-- start of Selected excerpt --
Tracking Issue: Make VSchema management serializable #17398

mattlord · 2024-12-17T15:26:32Z

Feature Description

Today, we have no consistency guarantees around VSchema writes. If there is any concurrent read-modify-write cycles — we only offer an API for writing the entire object today — then you can lose intermediate writes. Given that the vschema plays a critical role in serving queries and data, this is not an ideal situation.

You can see the general problem reported in a specific context here: #15794

We have support for linearizing writes using the topo key version:

vitess/go/vt/topo/etcd2topo/file.go

Lines 48 to 74 in 998433c

    
           // Update is part of the topo.Conn interface. 
        
           func (s *Server) Update(ctx context.Context, filePath string, contents []byte, version topo.Version) (topo.Version, error) { 
        
           	nodePath := path.Join(s.root, filePath) 
        
           	if version != nil { 
        
           		// We have to do a transaction. This means: if the 
        
           		// current file revision is what we expect, save it. 
        
           		txnresp, err := s.cli.Txn(ctx). 
        
           			If(clientv3.Compare(clientv3.ModRevision(nodePath), "=", int64(version.(EtcdVersion)))). 
        
           			Then(clientv3.OpPut(nodePath, string(contents))). 
        
           			Commit() 
        
           		if err != nil { 
        
           			return nil, convertError(err, nodePath)
-- end of Selected excerpt --
Short exercise 1 = Repeat the passage of the VSchema issue text from "Lines 48 to" up to and including "nodePath := path.Join(s.root, filePath)", word for word.
-- start of Input data --
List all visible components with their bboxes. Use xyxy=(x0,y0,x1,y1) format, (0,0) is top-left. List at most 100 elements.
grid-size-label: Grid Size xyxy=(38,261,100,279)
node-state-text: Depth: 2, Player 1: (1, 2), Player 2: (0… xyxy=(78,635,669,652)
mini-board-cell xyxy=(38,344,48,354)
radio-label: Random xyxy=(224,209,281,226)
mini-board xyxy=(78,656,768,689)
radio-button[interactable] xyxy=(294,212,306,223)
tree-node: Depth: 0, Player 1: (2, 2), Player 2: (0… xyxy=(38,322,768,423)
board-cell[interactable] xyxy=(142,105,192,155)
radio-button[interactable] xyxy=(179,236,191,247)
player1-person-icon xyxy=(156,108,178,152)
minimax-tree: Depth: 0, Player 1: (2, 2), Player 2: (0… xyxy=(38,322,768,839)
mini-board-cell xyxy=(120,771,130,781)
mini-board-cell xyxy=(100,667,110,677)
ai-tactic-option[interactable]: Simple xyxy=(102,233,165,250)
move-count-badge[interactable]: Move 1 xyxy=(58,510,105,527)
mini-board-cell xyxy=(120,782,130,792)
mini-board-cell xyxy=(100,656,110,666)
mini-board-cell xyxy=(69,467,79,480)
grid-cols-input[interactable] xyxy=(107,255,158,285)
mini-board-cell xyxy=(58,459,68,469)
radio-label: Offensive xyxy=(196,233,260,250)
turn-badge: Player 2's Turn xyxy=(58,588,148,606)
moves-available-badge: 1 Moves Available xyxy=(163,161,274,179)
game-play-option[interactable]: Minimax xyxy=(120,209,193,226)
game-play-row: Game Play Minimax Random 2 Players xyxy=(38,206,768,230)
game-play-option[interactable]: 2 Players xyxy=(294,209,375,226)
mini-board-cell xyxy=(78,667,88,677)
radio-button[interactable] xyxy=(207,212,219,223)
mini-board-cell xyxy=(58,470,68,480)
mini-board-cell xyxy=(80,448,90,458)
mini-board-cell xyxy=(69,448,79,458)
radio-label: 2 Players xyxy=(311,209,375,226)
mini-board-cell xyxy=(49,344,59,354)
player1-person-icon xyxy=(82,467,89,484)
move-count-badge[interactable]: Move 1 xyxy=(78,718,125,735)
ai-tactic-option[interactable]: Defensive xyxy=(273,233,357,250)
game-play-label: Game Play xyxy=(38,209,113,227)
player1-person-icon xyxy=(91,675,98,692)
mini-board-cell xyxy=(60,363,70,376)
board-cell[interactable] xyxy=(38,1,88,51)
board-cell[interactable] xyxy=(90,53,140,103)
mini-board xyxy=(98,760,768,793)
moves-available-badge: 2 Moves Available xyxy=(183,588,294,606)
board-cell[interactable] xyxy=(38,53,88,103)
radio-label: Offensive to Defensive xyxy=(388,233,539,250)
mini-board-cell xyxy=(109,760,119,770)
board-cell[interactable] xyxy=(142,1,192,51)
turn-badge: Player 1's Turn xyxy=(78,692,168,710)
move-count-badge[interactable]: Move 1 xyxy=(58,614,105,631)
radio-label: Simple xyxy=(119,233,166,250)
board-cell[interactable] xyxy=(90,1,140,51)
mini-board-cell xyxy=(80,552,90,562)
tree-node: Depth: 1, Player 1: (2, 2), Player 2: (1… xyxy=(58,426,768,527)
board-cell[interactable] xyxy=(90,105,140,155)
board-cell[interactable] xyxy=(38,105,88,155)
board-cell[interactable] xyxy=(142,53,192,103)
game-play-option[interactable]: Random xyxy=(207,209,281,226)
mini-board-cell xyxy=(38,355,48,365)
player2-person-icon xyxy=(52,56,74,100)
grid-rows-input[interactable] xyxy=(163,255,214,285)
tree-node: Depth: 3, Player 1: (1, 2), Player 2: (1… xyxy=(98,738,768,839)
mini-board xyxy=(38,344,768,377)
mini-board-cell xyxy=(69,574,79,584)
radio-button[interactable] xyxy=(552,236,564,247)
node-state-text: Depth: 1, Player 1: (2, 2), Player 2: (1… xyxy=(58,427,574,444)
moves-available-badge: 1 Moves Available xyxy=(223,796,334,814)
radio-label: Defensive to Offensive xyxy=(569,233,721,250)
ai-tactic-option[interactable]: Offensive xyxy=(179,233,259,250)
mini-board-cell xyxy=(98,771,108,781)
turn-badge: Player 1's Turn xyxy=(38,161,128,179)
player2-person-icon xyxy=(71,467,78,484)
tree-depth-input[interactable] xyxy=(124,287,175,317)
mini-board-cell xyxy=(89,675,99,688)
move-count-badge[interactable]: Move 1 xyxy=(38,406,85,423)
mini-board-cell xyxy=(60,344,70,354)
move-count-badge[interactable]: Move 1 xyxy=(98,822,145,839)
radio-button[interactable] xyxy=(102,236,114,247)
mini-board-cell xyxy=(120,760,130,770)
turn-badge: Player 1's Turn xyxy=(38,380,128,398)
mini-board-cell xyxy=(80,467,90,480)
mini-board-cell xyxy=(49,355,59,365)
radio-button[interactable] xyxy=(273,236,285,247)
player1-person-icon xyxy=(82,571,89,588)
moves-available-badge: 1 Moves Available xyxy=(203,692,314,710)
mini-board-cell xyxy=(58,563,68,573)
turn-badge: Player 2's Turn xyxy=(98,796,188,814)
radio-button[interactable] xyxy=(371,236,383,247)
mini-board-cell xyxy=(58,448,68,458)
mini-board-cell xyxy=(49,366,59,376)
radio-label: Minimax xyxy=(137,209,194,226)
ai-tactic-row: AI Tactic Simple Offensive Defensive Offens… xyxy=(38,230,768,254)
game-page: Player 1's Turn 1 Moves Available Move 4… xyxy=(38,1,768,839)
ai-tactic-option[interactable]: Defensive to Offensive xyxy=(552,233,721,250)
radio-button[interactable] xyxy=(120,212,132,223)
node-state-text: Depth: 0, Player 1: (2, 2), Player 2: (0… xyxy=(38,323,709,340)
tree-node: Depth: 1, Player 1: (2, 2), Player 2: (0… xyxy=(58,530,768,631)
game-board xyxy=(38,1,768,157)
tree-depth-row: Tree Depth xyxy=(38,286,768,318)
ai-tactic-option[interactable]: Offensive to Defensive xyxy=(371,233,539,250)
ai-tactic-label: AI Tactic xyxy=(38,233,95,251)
-- end of Input data --
Short exercise 2 = Copy out each line in the entries that contains the string "Turn", matching its case exactly.

Full response 1 =
Lines 48 to 74 in 998433c

    
           // Update is part of the topo.Conn interface. 
        
           func (s *Server) Update(ctx context.Context, filePath string, contents []byte, version topo.Version) (topo.Version, error) { 
        
           	nodePath := path.Join(s.root, filePath)

Full response 2 =
turn-badge: Player 2's Turn xyxy=(58,588,148,606)
turn-badge: Player 1's Turn xyxy=(78,692,168,710)
turn-badge: Player 1's Turn xyxy=(38,161,128,179)
turn-badge: Player 1's Turn xyxy=(38,380,128,398)
turn-badge: Player 2's Turn xyxy=(98,796,188,814)
game-page: Player 1's Turn 1 Moves Available Move 4… xyxy=(38,1,768,839)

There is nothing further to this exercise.